* THE PROBLEM:
Among the entries below, find the lines with "document" and copy them.

Source records:
** BEGIN **
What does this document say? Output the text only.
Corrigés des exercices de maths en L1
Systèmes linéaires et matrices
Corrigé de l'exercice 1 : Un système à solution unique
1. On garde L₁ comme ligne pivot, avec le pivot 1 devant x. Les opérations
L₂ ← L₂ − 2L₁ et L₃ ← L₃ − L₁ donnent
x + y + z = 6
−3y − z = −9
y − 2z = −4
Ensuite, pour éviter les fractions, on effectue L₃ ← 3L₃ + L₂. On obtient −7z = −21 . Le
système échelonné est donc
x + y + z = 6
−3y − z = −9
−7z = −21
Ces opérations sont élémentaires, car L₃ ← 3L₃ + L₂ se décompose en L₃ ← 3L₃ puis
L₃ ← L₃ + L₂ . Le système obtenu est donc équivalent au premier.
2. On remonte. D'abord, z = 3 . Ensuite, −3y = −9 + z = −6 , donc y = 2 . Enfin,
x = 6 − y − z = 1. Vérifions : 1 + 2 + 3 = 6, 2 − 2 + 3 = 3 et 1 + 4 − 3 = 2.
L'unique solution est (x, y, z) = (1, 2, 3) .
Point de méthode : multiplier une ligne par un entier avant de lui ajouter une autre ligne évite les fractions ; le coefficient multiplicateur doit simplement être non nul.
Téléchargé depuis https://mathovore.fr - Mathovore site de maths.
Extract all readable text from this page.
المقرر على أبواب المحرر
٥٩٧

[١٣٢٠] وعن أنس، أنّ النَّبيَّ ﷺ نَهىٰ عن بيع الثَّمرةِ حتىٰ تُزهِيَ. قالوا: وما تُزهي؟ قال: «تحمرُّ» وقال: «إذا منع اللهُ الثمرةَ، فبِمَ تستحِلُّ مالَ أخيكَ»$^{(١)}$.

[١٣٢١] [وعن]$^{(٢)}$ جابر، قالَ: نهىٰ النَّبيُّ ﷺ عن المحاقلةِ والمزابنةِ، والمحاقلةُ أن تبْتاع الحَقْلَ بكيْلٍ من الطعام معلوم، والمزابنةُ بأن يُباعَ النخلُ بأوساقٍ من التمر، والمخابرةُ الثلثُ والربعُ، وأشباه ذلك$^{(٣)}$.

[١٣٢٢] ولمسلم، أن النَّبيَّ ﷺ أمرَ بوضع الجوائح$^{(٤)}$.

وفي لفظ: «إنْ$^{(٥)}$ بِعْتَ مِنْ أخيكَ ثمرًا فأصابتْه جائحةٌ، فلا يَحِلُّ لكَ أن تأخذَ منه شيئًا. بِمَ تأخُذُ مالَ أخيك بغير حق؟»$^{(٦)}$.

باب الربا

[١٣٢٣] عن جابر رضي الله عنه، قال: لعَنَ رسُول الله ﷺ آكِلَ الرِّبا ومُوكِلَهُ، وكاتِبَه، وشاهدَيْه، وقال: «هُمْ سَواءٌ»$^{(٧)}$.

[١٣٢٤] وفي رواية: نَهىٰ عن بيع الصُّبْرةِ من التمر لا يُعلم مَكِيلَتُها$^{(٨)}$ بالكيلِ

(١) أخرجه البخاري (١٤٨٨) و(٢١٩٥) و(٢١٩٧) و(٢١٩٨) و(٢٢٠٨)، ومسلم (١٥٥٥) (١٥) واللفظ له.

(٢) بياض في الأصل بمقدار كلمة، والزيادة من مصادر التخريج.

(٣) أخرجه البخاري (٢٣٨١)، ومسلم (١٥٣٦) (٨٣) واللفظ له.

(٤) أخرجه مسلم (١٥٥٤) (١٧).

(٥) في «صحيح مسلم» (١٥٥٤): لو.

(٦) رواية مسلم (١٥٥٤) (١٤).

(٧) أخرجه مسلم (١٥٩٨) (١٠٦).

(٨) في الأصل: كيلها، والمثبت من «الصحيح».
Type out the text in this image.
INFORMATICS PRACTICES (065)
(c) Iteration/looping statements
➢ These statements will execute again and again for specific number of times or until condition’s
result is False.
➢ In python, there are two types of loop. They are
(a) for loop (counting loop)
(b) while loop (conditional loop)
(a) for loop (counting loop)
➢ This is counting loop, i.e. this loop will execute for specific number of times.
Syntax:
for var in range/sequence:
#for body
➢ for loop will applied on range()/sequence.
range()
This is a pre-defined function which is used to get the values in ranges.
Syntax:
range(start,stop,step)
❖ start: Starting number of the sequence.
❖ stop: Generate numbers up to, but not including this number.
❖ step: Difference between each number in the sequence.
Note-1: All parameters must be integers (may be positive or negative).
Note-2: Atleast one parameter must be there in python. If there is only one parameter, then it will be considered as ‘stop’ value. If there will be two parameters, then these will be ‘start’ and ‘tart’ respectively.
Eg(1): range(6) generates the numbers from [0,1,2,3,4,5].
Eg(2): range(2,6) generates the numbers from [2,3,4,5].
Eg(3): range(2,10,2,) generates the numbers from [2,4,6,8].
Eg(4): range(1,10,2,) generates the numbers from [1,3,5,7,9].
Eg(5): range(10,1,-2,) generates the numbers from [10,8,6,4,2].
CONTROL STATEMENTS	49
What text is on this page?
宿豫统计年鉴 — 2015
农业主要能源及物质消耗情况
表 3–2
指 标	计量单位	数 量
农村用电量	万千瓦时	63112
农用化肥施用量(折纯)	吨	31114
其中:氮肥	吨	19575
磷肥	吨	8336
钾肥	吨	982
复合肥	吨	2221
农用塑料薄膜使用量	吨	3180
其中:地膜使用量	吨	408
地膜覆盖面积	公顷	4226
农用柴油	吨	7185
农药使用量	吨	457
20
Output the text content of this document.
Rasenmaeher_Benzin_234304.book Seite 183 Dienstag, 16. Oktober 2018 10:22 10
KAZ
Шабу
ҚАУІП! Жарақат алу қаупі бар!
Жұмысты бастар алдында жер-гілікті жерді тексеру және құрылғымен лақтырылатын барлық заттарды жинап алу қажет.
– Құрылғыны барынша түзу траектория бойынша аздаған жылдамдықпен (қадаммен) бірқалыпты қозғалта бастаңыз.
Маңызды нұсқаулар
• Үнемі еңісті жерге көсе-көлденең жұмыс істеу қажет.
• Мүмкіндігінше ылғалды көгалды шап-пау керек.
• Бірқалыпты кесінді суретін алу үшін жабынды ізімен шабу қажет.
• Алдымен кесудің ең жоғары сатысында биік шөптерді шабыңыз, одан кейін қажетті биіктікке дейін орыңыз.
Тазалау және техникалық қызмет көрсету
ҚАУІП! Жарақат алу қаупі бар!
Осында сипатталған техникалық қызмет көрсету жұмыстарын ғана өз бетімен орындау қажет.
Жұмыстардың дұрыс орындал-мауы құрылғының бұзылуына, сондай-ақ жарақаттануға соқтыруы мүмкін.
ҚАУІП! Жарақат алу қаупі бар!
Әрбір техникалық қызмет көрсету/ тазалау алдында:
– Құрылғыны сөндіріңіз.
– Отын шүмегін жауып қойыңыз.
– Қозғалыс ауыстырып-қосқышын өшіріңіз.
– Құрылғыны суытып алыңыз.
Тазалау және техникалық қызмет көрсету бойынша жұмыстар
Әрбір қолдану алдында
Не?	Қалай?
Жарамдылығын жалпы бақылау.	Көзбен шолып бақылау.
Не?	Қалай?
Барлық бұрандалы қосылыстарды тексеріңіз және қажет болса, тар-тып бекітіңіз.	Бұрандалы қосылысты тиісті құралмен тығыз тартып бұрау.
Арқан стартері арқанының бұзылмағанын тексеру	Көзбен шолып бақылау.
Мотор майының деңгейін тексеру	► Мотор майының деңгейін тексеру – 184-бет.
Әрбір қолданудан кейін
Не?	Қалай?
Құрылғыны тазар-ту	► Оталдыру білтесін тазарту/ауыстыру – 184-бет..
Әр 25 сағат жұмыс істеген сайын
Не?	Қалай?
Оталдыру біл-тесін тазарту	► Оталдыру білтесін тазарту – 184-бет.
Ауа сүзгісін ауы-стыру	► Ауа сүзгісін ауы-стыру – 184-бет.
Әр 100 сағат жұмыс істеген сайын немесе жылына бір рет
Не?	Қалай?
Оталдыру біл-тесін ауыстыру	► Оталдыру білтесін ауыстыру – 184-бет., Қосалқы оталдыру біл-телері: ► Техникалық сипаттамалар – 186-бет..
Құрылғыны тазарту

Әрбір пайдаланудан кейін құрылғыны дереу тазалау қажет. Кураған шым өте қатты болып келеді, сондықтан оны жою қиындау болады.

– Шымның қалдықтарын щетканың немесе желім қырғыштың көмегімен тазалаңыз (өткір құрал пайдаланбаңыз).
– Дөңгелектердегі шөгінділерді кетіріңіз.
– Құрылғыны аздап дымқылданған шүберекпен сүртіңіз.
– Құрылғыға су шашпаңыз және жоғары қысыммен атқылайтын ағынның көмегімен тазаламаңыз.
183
** END **
* SOLUTION FOR THIS PROBLEM:
What does this document say? Output the text only.
Output the text content of this document.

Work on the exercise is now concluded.